[start EXTRACTED MATERIAL]
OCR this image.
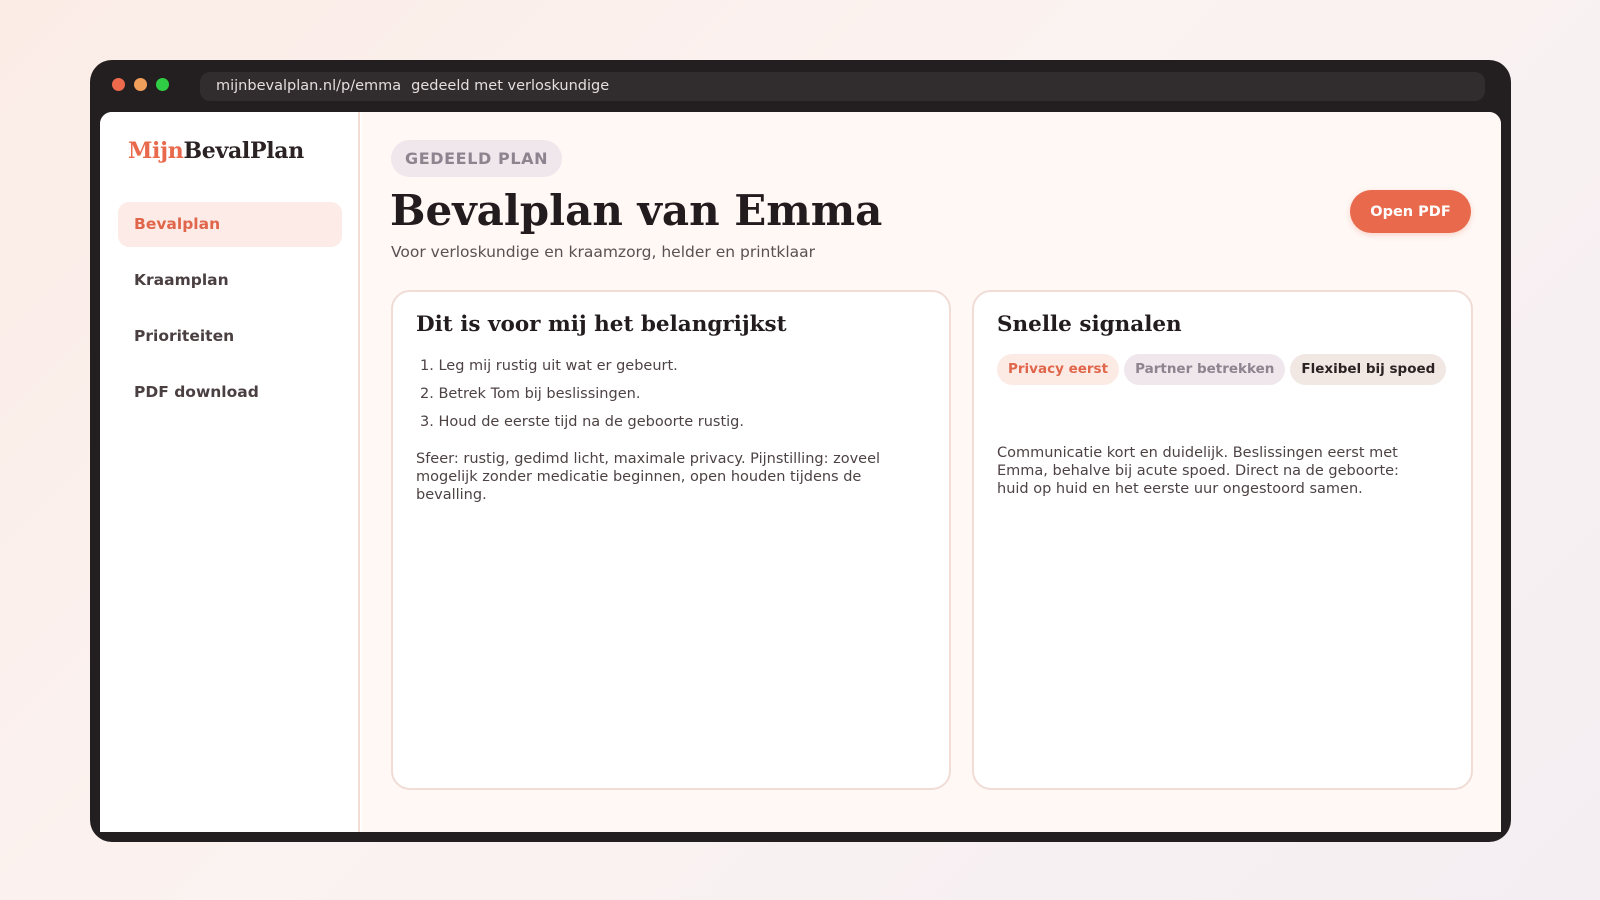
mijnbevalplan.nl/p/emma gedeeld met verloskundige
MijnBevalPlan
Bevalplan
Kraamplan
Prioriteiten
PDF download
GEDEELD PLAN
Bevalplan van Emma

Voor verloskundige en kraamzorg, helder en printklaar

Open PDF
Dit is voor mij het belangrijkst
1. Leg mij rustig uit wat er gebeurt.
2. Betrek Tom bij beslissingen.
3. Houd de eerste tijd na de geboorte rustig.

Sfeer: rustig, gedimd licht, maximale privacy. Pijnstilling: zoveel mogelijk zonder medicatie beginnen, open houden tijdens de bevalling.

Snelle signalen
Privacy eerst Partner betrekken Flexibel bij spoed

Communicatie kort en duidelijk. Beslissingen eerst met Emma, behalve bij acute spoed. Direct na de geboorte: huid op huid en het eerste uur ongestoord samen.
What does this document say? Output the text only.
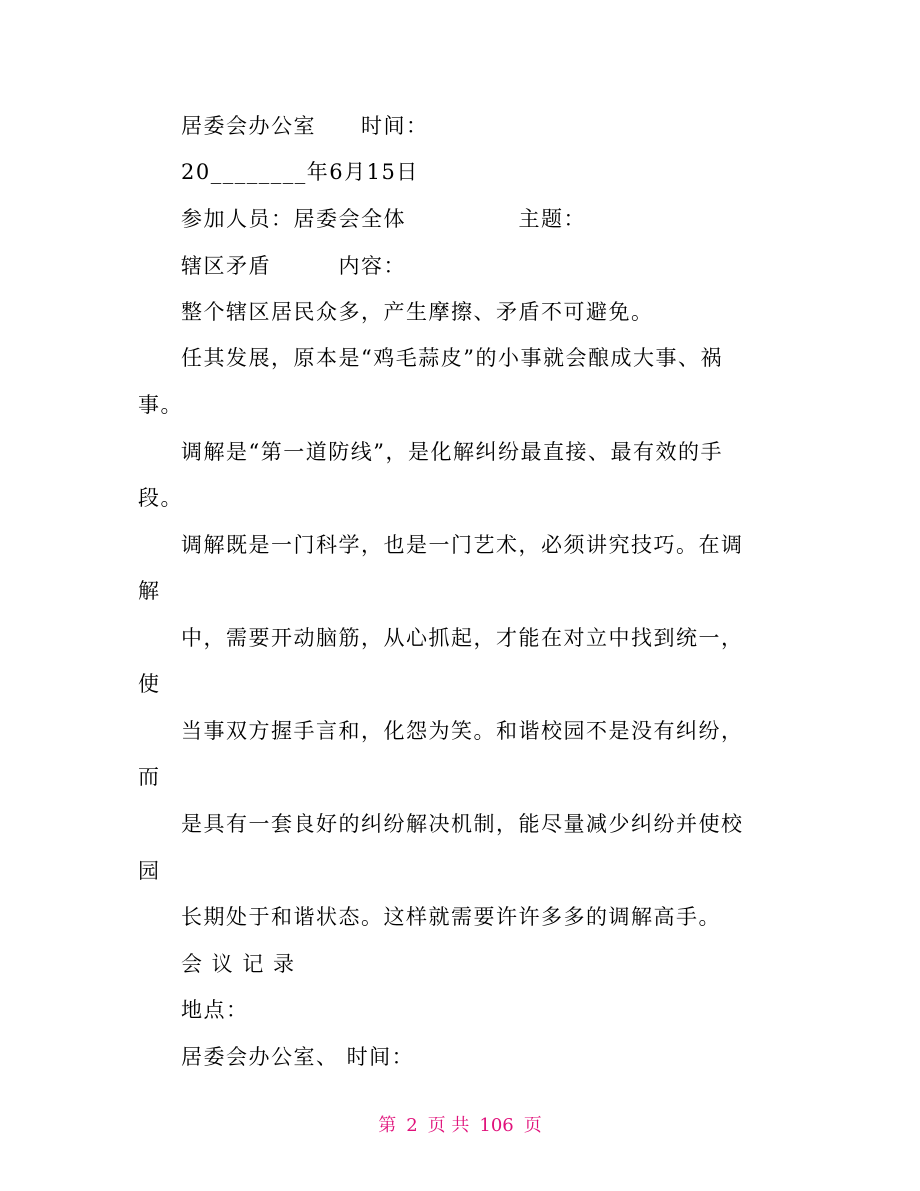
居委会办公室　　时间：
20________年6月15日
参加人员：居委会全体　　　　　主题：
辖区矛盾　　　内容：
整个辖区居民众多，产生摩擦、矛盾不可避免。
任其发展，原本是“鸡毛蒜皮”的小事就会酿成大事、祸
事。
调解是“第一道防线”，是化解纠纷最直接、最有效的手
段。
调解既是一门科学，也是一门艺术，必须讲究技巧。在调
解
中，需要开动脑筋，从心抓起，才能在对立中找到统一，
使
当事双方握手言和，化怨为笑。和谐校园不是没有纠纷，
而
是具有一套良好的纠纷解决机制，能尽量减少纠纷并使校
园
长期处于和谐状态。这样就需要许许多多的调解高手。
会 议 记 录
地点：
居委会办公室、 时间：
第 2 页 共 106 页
[end EXTRACTED MATERIAL]
**DESCRIPTION OF THE TASK**
What is needed is an exact reproduction of the data, pictures excluded.

**RESULT**
OCR this image.
mijnbevalplan.nl/p/emma gedeeld met verloskundige
MijnBevalPlan
Bevalplan
Kraamplan
Prioriteiten
PDF download
GEDEELD PLAN
Bevalplan van Emma

Voor verloskundige en kraamzorg, helder en printklaar

Open PDF
Dit is voor mij het belangrijkst
1. Leg mij rustig uit wat er gebeurt.
2. Betrek Tom bij beslissingen.
3. Houd de eerste tijd na de geboorte rustig.

Sfeer: rustig, gedimd licht, maximale privacy. Pijnstilling: zoveel mogelijk zonder medicatie beginnen, open houden tijdens de bevalling.

Snelle signalen
Privacy eerst Partner betrekken Flexibel bij spoed

Communicatie kort en duidelijk. Beslissingen eerst met Emma, behalve bij acute spoed. Direct na de geboorte: huid op huid en het eerste uur ongestoord samen.
What does this document say? Output the text only.
居委会办公室　　时间：
20________年6月15日
参加人员：居委会全体　　　　　主题：
辖区矛盾　　　内容：
整个辖区居民众多，产生摩擦、矛盾不可避免。
任其发展，原本是“鸡毛蒜皮”的小事就会酿成大事、祸
事。
调解是“第一道防线”，是化解纠纷最直接、最有效的手
段。
调解既是一门科学，也是一门艺术，必须讲究技巧。在调
解
中，需要开动脑筋，从心抓起，才能在对立中找到统一，
使
当事双方握手言和，化怨为笑。和谐校园不是没有纠纷，
而
是具有一套良好的纠纷解决机制，能尽量减少纠纷并使校
园
长期处于和谐状态。这样就需要许许多多的调解高手。
会 议 记 录
地点：
居委会办公室、 时间：
第 2 页 共 106 页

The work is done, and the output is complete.